> **DATA**
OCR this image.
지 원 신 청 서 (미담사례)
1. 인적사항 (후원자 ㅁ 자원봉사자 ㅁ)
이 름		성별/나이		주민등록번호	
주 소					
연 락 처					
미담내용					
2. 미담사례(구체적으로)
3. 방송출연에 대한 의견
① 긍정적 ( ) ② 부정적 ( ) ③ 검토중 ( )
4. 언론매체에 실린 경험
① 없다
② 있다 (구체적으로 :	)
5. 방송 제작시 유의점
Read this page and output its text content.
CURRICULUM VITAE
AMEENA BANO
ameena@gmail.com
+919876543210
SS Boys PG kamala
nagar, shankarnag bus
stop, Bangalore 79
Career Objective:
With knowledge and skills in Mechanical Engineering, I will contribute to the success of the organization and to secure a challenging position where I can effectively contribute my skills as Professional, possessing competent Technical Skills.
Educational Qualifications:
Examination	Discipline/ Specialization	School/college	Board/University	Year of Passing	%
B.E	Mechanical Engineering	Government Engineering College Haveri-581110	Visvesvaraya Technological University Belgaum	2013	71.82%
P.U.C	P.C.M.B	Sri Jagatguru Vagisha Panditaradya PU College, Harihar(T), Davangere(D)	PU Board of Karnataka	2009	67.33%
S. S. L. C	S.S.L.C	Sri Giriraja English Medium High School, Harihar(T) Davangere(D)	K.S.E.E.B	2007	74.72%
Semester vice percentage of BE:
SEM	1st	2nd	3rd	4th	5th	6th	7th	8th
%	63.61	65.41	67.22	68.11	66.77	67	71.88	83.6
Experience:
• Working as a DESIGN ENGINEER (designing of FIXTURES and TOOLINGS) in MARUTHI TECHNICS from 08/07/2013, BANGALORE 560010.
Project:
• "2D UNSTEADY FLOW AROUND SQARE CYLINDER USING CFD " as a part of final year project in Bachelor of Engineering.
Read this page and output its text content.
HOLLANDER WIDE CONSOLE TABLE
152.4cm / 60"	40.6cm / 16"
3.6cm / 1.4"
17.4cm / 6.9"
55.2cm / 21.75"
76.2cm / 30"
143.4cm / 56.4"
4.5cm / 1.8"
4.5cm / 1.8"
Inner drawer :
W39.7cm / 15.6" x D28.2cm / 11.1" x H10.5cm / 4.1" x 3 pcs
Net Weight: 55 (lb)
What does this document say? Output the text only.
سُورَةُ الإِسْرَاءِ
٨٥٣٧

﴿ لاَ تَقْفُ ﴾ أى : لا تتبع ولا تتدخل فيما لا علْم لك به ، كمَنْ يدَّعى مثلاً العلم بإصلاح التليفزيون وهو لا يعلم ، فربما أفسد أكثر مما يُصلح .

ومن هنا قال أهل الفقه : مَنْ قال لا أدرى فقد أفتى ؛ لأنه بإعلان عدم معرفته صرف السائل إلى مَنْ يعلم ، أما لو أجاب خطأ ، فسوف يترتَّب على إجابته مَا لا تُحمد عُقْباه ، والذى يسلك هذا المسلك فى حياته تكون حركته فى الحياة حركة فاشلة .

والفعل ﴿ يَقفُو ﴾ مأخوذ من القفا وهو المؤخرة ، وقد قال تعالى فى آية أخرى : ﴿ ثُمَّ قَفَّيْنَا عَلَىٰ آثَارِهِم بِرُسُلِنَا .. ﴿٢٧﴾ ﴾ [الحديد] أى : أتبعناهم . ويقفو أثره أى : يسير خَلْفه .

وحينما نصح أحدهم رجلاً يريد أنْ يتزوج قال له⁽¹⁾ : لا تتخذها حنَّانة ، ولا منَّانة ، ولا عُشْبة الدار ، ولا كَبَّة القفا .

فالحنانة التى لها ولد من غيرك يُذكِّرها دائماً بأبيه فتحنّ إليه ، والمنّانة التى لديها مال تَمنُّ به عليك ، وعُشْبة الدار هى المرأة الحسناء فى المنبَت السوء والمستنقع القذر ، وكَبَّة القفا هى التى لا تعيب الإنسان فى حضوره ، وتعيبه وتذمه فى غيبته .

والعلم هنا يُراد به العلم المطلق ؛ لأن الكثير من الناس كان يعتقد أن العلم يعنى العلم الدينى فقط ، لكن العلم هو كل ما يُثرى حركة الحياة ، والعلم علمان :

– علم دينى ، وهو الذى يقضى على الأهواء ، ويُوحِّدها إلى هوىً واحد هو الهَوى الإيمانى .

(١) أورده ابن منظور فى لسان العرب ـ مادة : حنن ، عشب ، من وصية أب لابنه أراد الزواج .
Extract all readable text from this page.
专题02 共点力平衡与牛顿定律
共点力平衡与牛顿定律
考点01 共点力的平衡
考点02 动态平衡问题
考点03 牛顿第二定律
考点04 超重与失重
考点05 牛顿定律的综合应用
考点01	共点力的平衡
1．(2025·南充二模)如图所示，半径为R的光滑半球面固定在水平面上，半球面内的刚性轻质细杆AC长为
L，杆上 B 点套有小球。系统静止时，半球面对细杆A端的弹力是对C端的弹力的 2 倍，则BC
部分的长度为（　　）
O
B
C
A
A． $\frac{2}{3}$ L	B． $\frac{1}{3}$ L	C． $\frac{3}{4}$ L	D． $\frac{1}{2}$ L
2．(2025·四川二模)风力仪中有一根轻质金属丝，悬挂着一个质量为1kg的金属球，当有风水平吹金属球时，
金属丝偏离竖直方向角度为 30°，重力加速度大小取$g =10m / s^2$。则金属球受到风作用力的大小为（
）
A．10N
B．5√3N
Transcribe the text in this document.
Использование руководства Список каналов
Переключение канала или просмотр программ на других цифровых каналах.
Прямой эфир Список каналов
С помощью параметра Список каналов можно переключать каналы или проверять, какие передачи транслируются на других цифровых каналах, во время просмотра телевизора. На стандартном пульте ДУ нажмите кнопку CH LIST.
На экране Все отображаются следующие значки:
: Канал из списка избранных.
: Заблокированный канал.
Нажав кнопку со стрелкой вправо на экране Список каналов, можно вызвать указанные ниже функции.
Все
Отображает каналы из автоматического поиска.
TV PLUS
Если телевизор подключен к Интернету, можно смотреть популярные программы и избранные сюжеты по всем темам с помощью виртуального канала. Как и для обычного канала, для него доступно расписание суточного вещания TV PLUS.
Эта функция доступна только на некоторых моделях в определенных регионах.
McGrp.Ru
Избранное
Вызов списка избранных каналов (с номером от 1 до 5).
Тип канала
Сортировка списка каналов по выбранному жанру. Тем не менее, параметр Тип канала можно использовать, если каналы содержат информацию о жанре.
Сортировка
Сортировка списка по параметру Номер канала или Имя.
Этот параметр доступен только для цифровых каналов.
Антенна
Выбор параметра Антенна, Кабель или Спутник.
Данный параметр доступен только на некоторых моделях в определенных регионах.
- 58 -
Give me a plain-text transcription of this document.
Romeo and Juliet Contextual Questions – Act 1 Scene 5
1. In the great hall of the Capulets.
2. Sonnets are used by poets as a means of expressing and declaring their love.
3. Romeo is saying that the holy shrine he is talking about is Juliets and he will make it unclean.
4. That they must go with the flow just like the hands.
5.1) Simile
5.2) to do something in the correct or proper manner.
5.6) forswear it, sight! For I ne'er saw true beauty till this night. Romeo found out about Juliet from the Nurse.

> **TASK GOAL**
Within the listing above, copy each line that has the string "только".

> **ANSWER FOR THIS EXERCISE**
Эта функция доступна только на некоторых моделях в определенных регионах.
Этот параметр доступен только для цифровых каналов.
Данный параметр доступен только на некоторых моделях в определенных регионах.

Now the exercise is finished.